_AIM OF THE EXERCISE_
Tally the lines holding "minimum" and state only that figure.

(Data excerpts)
::::

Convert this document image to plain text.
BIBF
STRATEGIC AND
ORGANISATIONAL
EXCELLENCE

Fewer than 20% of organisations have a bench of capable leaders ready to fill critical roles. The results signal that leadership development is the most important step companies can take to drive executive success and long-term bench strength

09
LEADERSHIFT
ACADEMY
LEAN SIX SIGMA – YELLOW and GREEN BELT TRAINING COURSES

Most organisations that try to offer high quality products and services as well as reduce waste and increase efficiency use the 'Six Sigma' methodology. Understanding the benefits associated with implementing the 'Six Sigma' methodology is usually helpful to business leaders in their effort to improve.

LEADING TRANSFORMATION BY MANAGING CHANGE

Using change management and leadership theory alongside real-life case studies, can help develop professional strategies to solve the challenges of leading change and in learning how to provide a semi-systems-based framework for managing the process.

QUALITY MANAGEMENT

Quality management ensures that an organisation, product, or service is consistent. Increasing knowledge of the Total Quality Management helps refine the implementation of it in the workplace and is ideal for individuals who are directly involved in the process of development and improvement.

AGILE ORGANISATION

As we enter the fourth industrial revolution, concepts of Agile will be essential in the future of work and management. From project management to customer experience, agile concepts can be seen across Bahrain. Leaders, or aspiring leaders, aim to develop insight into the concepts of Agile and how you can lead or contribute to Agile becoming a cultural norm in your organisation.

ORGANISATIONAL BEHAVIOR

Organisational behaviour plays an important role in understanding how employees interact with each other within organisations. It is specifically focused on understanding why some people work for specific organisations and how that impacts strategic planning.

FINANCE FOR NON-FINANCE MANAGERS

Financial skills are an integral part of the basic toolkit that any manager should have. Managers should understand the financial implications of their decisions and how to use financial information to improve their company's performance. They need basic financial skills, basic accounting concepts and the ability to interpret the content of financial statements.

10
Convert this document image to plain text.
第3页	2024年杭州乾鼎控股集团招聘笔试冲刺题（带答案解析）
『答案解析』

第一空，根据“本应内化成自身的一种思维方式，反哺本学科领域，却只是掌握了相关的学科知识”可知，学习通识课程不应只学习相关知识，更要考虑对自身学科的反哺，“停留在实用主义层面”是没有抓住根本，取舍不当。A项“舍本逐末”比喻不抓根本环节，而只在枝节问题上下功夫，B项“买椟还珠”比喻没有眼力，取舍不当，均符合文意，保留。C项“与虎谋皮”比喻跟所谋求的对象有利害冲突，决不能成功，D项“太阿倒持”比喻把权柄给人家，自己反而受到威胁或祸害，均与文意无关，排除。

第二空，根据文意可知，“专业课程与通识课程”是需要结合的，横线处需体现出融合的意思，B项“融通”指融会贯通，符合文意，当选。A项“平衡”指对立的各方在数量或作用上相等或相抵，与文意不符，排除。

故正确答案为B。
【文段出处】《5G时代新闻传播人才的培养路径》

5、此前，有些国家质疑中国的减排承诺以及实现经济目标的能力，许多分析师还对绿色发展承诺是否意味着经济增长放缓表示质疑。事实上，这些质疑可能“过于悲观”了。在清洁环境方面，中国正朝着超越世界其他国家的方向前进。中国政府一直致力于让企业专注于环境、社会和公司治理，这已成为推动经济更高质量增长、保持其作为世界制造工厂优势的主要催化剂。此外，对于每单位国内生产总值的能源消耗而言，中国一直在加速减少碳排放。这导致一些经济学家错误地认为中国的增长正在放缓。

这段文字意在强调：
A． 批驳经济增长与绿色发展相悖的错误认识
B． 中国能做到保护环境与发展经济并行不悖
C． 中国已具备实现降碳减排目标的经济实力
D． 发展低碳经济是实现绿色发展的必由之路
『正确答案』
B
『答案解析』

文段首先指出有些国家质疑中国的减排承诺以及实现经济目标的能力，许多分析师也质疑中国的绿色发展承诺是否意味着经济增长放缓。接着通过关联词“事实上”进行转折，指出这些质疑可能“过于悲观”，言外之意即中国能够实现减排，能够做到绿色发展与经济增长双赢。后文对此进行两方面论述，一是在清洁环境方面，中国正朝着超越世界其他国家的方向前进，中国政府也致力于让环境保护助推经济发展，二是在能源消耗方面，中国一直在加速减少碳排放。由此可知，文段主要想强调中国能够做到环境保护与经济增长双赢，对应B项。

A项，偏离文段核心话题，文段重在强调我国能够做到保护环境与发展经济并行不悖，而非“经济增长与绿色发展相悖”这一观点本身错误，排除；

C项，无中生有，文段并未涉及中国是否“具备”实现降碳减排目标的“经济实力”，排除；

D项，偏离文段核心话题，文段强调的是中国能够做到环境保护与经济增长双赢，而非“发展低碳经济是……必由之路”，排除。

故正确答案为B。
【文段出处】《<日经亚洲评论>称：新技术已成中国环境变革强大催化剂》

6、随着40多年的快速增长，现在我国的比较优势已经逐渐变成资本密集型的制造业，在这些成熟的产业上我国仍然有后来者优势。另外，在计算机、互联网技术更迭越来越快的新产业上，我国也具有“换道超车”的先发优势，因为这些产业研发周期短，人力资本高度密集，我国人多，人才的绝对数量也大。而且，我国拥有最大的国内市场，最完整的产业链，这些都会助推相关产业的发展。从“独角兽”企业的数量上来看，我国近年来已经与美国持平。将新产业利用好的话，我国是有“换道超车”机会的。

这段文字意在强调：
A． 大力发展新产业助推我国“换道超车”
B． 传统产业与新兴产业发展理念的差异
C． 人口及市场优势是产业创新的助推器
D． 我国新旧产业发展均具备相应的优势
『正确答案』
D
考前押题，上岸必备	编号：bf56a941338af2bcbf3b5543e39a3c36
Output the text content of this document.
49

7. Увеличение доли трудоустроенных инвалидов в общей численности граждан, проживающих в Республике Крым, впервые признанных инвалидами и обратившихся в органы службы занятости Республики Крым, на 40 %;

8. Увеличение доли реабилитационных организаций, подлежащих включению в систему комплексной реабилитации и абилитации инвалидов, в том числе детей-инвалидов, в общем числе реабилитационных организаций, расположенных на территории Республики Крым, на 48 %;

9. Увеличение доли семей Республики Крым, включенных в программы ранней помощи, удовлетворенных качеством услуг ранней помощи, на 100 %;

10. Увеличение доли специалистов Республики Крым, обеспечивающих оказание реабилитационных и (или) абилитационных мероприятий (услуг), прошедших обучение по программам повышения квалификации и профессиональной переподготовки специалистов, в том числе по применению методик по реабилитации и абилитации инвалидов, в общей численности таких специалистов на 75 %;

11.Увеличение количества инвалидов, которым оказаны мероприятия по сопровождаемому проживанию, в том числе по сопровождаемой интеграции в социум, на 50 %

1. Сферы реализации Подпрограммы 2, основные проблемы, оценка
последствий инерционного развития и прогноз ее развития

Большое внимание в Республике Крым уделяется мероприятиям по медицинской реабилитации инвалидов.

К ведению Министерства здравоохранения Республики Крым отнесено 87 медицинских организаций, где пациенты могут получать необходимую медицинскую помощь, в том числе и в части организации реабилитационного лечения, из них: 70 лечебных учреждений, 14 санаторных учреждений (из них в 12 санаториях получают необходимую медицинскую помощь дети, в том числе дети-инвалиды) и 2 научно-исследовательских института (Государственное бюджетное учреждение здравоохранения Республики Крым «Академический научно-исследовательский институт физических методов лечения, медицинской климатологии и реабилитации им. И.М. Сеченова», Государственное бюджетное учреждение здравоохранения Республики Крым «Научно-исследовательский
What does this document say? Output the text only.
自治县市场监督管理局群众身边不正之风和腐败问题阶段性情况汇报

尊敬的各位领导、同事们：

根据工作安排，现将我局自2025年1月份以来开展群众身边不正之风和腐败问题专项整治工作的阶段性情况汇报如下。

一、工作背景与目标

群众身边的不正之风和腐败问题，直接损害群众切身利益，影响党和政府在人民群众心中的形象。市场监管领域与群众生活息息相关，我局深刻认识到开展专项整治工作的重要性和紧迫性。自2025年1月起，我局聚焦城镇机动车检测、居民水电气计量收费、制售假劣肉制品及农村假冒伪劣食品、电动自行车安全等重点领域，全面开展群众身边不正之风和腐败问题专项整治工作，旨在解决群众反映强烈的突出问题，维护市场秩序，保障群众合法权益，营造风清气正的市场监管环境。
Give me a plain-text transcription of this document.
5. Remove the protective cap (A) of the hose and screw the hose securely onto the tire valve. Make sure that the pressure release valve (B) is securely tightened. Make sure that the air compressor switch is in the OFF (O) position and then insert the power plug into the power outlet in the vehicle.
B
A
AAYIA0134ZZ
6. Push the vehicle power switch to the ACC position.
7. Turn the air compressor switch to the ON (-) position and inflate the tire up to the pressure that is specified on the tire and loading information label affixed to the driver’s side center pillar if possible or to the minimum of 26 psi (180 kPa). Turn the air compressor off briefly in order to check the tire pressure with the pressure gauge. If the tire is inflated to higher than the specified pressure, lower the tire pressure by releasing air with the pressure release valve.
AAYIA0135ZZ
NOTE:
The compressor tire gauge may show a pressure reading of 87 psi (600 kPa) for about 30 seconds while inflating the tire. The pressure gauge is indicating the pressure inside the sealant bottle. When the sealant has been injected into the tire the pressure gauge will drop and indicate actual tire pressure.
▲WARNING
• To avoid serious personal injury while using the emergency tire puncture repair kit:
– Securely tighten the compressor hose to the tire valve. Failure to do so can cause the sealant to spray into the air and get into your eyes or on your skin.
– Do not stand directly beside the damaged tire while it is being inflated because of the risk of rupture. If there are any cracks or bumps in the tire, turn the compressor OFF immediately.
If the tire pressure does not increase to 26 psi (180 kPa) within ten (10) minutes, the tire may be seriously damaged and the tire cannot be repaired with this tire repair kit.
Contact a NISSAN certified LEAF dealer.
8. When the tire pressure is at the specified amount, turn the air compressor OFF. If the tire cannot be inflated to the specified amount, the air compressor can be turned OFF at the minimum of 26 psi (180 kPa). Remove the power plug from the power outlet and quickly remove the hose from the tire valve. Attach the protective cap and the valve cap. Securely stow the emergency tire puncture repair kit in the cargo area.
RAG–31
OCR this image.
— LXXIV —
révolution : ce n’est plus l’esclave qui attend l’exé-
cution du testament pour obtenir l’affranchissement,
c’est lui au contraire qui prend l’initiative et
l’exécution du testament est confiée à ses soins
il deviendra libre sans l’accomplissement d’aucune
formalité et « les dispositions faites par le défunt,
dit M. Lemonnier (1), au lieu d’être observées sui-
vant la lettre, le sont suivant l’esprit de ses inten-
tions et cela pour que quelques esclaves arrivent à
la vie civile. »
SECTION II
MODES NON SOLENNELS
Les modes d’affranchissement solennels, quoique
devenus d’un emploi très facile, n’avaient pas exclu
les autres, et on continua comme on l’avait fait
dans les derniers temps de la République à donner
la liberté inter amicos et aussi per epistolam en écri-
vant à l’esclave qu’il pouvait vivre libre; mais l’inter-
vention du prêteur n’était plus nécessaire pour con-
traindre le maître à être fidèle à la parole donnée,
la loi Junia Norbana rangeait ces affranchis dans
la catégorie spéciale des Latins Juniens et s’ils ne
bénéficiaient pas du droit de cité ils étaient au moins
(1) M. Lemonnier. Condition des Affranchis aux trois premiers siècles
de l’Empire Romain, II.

::::

_RIGHT ANSWER_
2